ページ本文:
2018年のドル円相場見通し
市川レポート(No.463)2018年のドル円相場見通し
- 2018年のドル円相場は108円から120円のレンジ内で、ややドル高・円安方向の動きを見込む。
- 減税とインフラ投資が米景気を下支えるため、米イールドカーブの平坦化でも過度な懸念は不要。
- 日銀の政策は当面不変、米長期金利の上昇は緩やかとなり、2018年末は115円水準を予想。
2018年のドル円相場は108円から120円のレンジ内で、ややドル高・円安方向の動きを見込む
2018年のドル円相場について、弊社では1ドル=108円から120円のレンジ推移を予想しています(図表1)。なお、金融政策については、日銀が現行の緩和方針を維持する一方、米連邦準備制度理事会(FRB)は緩やかなペースで利上げを継続するとみています。そのため、ドル円相場はレンジ推移ながらも、日米金融政策の方向性の違いにより、ややドル高・円安方向の動きが見込まれます。

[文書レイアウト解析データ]

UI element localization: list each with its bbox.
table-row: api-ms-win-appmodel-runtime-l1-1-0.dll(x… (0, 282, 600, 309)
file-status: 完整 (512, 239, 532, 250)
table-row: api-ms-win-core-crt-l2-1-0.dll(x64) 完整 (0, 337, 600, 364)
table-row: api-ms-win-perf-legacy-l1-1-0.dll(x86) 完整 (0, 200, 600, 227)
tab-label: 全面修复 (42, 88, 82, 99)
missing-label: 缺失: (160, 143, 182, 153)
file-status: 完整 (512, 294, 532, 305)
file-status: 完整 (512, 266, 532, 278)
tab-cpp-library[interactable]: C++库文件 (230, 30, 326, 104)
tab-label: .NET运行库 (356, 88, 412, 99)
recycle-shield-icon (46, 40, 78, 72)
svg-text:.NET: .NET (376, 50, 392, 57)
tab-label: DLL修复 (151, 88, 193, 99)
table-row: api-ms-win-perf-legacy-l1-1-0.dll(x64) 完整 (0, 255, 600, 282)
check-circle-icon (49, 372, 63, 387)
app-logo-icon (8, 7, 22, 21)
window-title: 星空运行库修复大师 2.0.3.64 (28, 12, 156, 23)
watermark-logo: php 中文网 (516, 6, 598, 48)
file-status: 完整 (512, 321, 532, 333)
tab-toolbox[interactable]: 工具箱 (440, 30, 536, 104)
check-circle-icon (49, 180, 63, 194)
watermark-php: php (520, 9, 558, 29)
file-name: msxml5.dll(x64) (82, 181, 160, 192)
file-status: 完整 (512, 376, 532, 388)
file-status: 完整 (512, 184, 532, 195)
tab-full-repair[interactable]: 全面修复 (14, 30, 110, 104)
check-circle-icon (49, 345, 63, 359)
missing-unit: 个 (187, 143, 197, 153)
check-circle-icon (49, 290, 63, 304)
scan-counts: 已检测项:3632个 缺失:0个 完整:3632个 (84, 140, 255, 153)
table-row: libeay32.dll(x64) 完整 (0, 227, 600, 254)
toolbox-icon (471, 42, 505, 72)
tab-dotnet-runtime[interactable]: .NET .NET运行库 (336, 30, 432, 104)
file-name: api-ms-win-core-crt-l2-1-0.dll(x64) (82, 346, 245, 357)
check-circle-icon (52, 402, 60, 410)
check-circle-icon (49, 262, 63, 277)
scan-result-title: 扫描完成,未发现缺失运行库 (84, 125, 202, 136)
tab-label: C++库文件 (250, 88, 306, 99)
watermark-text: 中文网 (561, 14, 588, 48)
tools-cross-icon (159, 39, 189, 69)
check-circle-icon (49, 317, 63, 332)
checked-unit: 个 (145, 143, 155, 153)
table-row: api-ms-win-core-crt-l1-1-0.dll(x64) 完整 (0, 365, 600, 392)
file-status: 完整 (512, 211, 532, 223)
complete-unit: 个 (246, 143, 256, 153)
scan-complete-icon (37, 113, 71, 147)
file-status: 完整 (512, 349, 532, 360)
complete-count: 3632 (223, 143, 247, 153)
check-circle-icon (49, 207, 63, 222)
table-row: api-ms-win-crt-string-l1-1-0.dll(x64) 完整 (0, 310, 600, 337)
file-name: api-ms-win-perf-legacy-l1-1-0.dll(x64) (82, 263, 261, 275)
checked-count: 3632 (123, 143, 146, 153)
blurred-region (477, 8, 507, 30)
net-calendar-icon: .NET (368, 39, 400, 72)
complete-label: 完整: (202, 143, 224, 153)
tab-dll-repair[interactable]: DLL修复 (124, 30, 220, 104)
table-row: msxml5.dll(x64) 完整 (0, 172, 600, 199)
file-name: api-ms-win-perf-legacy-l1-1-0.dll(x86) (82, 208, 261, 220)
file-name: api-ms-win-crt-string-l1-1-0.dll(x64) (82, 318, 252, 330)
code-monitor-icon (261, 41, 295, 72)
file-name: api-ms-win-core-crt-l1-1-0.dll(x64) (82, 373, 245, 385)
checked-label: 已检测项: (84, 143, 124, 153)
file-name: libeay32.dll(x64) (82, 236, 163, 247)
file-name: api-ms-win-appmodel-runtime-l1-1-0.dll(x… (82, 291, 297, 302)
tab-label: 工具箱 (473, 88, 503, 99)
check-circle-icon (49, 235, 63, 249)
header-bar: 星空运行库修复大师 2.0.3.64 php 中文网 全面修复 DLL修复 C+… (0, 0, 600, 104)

指示: ドル円相場見通しの文章から、「- 日銀の政策は当面不変、米」を含む箇所を起点に「安方向の動きが見込まれます。」までを一字一句変えずに書き写して返してください。

指示への回答:
- 日銀の政策は当面不変、米長期金利の上昇は緩やかとなり、2018年末は115円水準を予想。
2018年のドル円相場は108円から120円のレンジ内で、ややドル高・円安方向の動きを見込む
2018年のドル円相場について、弊社では1ドル=108円から120円のレンジ推移を予想しています(図表1)。なお、金融政策については、日銀が現行の緩和方針を維持する一方、米連邦準備制度理事会(FRB)は緩やかなペースで利上げを継続するとみています。そのため、ドル円相場はレンジ推移ながらも、日米金融政策の方向性の違いにより、ややドル高・円安方向の動きが見込まれます。